§ INSTRUCTIONS FOR THE TASK
How many of the lines below contain the string "watermark", with uppercase and lowercase counted as different? Reply with the number alone.

§ EXERCISE DATA
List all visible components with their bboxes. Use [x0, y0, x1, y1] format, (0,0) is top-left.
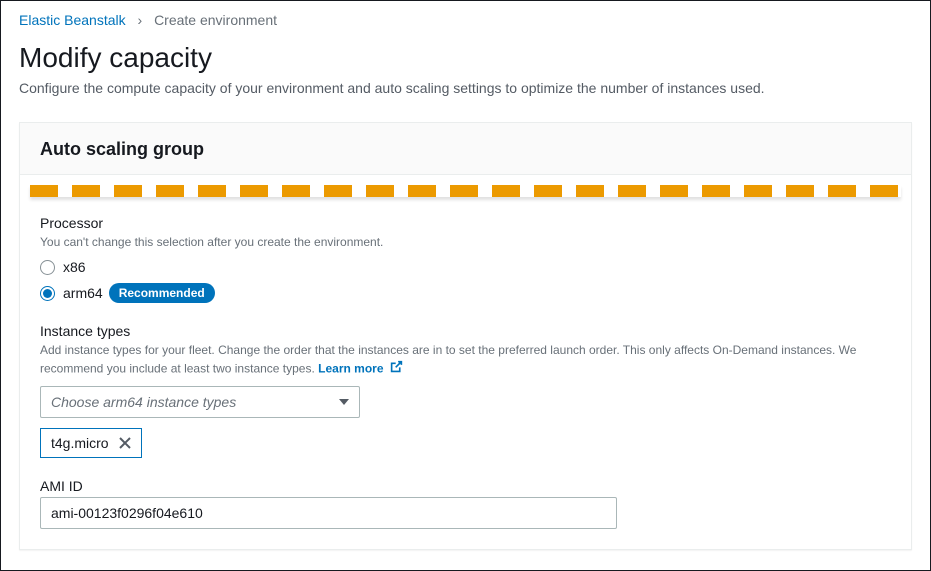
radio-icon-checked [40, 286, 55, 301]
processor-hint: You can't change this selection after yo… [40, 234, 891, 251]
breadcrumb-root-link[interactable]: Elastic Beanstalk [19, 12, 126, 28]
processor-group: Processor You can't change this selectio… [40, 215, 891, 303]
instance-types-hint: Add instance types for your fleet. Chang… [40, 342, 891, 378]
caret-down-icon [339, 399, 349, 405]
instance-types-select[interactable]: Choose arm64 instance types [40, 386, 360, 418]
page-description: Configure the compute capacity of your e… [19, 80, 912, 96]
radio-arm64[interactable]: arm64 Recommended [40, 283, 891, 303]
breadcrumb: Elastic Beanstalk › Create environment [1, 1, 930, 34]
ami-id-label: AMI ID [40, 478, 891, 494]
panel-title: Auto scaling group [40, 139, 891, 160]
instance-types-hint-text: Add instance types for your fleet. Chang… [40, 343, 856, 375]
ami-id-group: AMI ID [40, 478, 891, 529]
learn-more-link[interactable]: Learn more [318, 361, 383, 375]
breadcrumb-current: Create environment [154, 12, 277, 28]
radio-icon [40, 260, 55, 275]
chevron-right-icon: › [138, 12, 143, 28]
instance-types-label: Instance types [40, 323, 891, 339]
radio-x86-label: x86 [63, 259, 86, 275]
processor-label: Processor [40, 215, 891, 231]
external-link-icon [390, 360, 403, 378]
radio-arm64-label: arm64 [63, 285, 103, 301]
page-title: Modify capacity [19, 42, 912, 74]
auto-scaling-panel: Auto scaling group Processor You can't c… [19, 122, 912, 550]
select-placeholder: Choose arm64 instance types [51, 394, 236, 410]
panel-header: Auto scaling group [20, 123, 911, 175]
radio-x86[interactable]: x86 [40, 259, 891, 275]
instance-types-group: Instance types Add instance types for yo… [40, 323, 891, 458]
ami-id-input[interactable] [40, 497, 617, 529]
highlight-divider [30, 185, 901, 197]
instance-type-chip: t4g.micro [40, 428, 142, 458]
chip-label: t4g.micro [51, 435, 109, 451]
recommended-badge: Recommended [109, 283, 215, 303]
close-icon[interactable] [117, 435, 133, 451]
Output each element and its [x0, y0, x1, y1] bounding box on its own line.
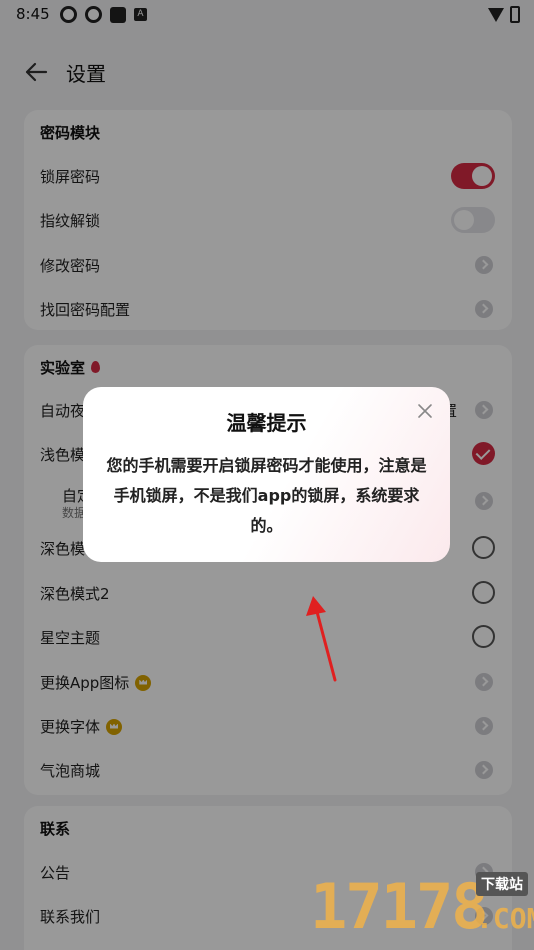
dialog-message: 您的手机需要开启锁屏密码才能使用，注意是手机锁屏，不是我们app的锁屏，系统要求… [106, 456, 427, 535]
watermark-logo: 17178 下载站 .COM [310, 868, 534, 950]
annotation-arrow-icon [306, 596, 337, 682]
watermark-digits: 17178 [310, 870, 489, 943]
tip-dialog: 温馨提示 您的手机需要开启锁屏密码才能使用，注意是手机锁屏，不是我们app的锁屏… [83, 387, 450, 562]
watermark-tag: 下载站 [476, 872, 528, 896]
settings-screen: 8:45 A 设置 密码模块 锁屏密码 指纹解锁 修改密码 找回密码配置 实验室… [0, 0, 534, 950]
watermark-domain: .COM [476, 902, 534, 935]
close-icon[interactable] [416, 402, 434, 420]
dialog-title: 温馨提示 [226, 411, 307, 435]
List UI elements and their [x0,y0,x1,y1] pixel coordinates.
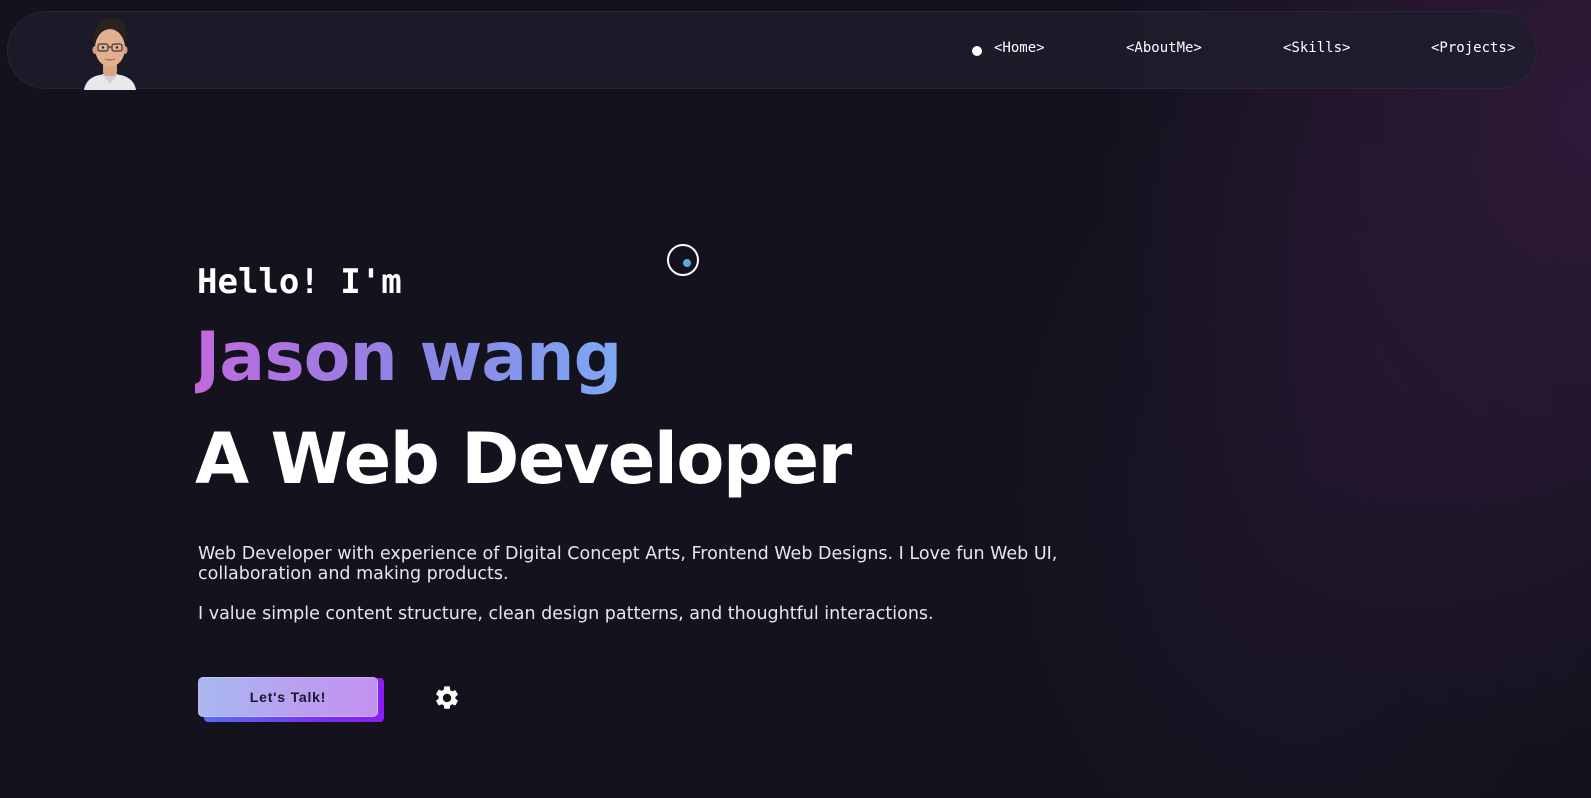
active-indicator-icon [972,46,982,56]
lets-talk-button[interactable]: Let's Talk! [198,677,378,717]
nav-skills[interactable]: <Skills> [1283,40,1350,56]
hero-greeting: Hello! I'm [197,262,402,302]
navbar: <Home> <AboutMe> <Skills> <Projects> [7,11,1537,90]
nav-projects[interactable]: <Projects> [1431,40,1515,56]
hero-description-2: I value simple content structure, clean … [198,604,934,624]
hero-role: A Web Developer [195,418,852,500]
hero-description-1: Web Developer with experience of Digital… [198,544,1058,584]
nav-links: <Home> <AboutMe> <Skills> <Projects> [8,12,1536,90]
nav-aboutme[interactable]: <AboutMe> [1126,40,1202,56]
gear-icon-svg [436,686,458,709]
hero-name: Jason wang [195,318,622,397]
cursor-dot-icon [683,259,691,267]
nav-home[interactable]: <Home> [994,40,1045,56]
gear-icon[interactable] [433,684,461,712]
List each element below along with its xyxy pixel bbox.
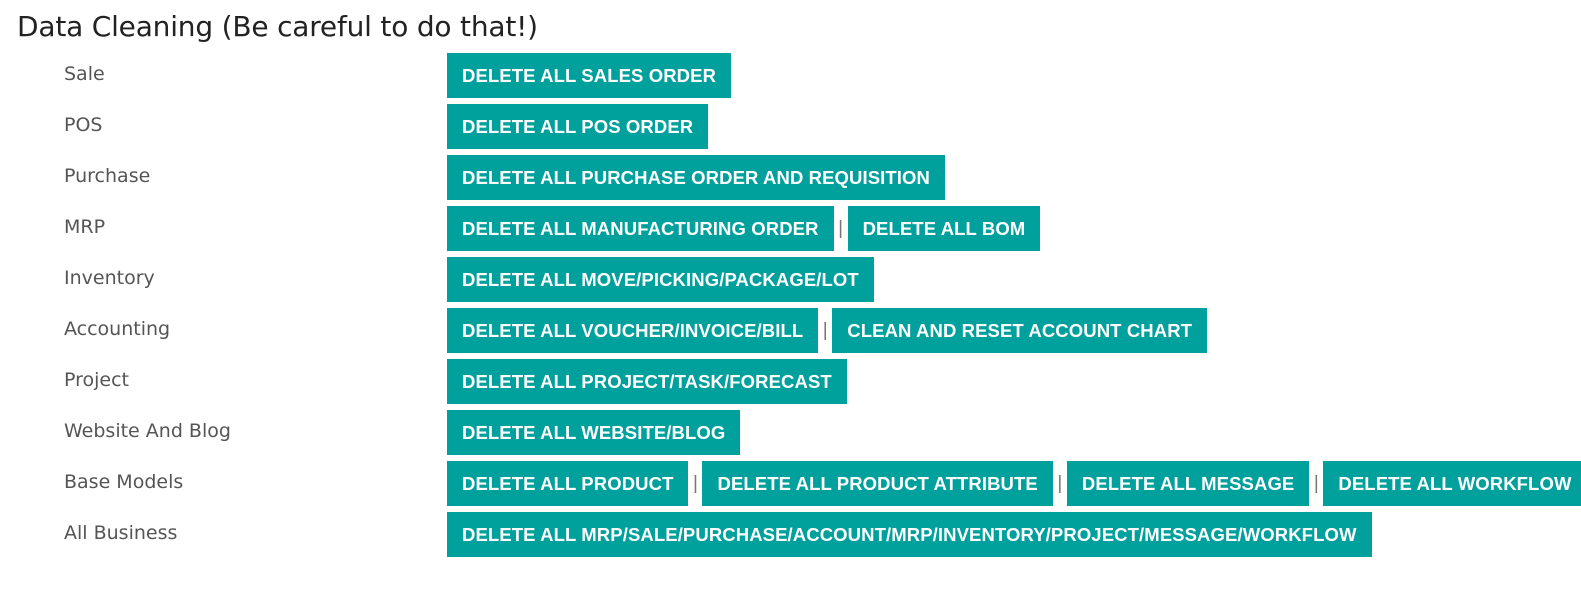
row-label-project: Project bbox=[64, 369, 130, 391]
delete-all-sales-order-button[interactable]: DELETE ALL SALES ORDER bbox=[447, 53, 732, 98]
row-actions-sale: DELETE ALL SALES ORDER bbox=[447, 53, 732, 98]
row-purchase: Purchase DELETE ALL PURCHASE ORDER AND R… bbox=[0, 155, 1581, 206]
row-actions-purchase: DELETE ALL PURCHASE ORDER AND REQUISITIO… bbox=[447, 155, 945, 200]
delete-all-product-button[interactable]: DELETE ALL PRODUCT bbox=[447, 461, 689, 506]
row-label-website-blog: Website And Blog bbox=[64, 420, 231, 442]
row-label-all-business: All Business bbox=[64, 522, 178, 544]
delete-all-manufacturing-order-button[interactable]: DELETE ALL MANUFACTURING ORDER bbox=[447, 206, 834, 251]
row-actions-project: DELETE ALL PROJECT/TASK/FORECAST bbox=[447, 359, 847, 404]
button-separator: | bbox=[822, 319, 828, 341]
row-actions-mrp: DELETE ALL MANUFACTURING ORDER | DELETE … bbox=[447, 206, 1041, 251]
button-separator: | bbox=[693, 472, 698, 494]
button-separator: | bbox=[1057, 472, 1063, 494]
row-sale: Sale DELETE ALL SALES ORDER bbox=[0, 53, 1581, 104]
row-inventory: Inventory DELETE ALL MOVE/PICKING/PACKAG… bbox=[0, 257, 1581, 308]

§ TASK SOLUTION
4